◆ **Rows from a dataset**

------------------------------------

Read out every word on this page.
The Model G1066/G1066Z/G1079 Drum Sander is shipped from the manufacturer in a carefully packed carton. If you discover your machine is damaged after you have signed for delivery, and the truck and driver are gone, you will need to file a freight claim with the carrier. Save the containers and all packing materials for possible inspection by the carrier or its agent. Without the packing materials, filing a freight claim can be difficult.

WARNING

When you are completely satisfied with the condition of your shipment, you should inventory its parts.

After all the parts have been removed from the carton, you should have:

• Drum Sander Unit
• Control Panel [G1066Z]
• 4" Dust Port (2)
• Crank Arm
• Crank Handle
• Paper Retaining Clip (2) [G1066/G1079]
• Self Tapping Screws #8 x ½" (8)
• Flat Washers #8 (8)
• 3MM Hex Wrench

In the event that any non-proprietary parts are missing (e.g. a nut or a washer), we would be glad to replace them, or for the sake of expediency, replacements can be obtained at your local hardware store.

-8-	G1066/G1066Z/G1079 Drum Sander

------------------------------------

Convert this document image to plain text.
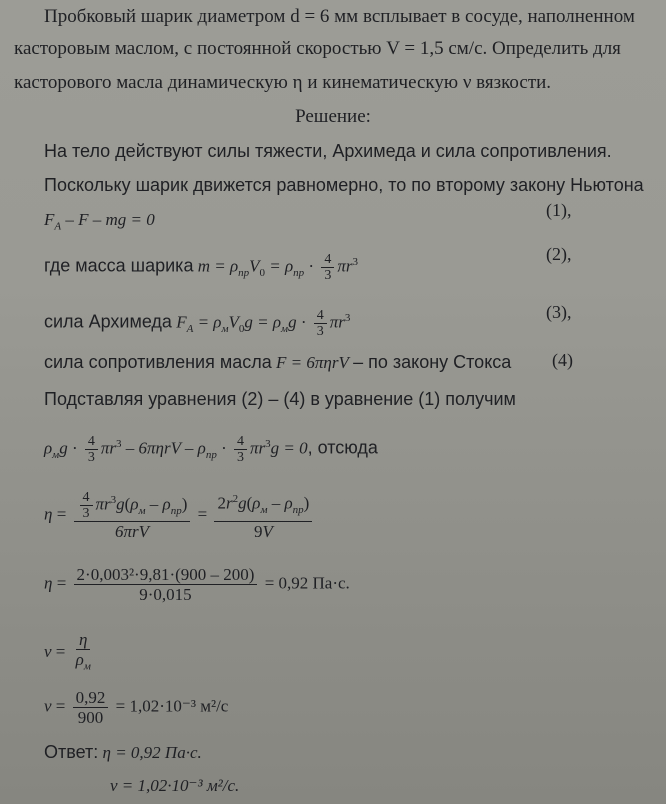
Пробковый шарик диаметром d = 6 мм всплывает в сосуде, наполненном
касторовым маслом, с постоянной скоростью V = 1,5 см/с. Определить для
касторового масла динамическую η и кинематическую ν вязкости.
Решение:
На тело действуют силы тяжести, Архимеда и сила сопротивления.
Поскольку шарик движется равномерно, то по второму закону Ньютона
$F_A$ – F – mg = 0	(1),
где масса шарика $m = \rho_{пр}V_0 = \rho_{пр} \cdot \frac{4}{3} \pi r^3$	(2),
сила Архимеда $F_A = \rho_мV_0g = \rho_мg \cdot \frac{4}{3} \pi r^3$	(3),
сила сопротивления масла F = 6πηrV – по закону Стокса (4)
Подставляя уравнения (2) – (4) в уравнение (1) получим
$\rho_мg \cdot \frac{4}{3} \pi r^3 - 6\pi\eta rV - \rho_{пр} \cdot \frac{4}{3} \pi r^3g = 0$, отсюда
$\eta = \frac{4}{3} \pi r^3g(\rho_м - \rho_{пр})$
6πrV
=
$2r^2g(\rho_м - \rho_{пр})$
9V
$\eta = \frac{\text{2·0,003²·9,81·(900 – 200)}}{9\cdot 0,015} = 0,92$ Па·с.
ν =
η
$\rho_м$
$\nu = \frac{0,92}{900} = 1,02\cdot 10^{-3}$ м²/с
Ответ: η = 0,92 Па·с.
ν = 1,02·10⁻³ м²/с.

------------------------------------

◆ **The exercise**
Using the data above, copy each line that contains "сопротивления".

◆ **The solution**
На тело действуют силы тяжести, Архимеда и сила сопротивления.
сила сопротивления масла F = 6πηrV – по закону Стокса (4)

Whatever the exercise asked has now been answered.